Given problem
All of the entries need to be written out again, exactly as they are.

Collected data:
━━━━━━━━━━
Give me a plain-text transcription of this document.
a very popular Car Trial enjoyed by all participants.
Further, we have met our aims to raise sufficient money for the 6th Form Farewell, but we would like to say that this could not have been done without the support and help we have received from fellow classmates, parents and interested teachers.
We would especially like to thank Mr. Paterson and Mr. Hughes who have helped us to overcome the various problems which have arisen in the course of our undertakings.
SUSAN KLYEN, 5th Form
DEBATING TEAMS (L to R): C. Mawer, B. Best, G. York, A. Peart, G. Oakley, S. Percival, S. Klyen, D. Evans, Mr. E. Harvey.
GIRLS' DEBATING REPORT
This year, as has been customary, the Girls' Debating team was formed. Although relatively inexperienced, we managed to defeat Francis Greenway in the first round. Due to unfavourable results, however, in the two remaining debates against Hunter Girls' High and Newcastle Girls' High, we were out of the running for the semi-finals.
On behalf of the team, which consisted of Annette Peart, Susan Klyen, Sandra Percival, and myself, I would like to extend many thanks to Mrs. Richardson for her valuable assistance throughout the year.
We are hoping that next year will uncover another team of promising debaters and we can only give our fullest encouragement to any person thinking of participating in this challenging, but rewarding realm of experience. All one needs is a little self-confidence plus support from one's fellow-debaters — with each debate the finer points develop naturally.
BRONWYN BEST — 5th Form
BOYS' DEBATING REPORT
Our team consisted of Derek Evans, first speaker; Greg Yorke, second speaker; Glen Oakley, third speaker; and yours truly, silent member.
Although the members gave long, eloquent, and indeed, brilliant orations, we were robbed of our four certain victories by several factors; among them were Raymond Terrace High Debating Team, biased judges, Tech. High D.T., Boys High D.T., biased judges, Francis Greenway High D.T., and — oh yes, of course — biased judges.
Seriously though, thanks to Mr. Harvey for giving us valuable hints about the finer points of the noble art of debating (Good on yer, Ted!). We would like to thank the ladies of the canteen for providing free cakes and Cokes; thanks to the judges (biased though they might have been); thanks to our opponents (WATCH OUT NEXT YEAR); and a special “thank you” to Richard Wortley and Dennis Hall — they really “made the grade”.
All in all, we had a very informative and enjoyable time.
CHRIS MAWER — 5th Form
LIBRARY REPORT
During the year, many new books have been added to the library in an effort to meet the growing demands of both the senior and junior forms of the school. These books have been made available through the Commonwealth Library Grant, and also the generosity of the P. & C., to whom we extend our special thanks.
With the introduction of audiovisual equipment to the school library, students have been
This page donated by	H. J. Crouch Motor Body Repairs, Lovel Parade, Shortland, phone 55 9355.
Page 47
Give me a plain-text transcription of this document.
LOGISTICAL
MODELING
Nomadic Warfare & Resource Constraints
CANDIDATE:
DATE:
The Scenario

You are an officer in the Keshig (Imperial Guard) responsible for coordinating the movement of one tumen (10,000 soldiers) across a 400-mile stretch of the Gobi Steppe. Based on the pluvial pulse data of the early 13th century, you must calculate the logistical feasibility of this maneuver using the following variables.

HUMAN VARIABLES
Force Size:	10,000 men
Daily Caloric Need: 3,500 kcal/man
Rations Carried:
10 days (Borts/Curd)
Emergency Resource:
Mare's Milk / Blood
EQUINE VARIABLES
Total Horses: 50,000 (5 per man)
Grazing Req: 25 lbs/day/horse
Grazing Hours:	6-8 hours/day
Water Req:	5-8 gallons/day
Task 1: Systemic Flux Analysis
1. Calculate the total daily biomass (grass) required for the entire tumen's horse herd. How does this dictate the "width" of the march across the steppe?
━━━━━━━━━━
Result
Give me a plain-text transcription of this document.
a very popular Car Trial enjoyed by all participants.
Further, we have met our aims to raise sufficient money for the 6th Form Farewell, but we would like to say that this could not have been done without the support and help we have received from fellow classmates, parents and interested teachers.
We would especially like to thank Mr. Paterson and Mr. Hughes who have helped us to overcome the various problems which have arisen in the course of our undertakings.
SUSAN KLYEN, 5th Form
DEBATING TEAMS (L to R): C. Mawer, B. Best, G. York, A. Peart, G. Oakley, S. Percival, S. Klyen, D. Evans, Mr. E. Harvey.
GIRLS' DEBATING REPORT
This year, as has been customary, the Girls' Debating team was formed. Although relatively inexperienced, we managed to defeat Francis Greenway in the first round. Due to unfavourable results, however, in the two remaining debates against Hunter Girls' High and Newcastle Girls' High, we were out of the running for the semi-finals.
On behalf of the team, which consisted of Annette Peart, Susan Klyen, Sandra Percival, and myself, I would like to extend many thanks to Mrs. Richardson for her valuable assistance throughout the year.
We are hoping that next year will uncover another team of promising debaters and we can only give our fullest encouragement to any person thinking of participating in this challenging, but rewarding realm of experience. All one needs is a little self-confidence plus support from one's fellow-debaters — with each debate the finer points develop naturally.
BRONWYN BEST — 5th Form
BOYS' DEBATING REPORT
Our team consisted of Derek Evans, first speaker; Greg Yorke, second speaker; Glen Oakley, third speaker; and yours truly, silent member.
Although the members gave long, eloquent, and indeed, brilliant orations, we were robbed of our four certain victories by several factors; among them were Raymond Terrace High Debating Team, biased judges, Tech. High D.T., Boys High D.T., biased judges, Francis Greenway High D.T., and — oh yes, of course — biased judges.
Seriously though, thanks to Mr. Harvey for giving us valuable hints about the finer points of the noble art of debating (Good on yer, Ted!). We would like to thank the ladies of the canteen for providing free cakes and Cokes; thanks to the judges (biased though they might have been); thanks to our opponents (WATCH OUT NEXT YEAR); and a special “thank you” to Richard Wortley and Dennis Hall — they really “made the grade”.
All in all, we had a very informative and enjoyable time.
CHRIS MAWER — 5th Form
LIBRARY REPORT
During the year, many new books have been added to the library in an effort to meet the growing demands of both the senior and junior forms of the school. These books have been made available through the Commonwealth Library Grant, and also the generosity of the P. & C., to whom we extend our special thanks.
With the introduction of audiovisual equipment to the school library, students have been
This page donated by	H. J. Crouch Motor Body Repairs, Lovel Parade, Shortland, phone 55 9355.
Page 47
Give me a plain-text transcription of this document.
LOGISTICAL
MODELING
Nomadic Warfare & Resource Constraints
CANDIDATE:
DATE:
The Scenario

You are an officer in the Keshig (Imperial Guard) responsible for coordinating the movement of one tumen (10,000 soldiers) across a 400-mile stretch of the Gobi Steppe. Based on the pluvial pulse data of the early 13th century, you must calculate the logistical feasibility of this maneuver using the following variables.

HUMAN VARIABLES
Force Size:	10,000 men
Daily Caloric Need: 3,500 kcal/man
Rations Carried:
10 days (Borts/Curd)
Emergency Resource:
Mare's Milk / Blood
EQUINE VARIABLES
Total Horses: 50,000 (5 per man)
Grazing Req: 25 lbs/day/horse
Grazing Hours:	6-8 hours/day
Water Req:	5-8 gallons/day
Task 1: Systemic Flux Analysis
1. Calculate the total daily biomass (grass) required for the entire tumen's horse herd. How does this dictate the "width" of the march across the steppe?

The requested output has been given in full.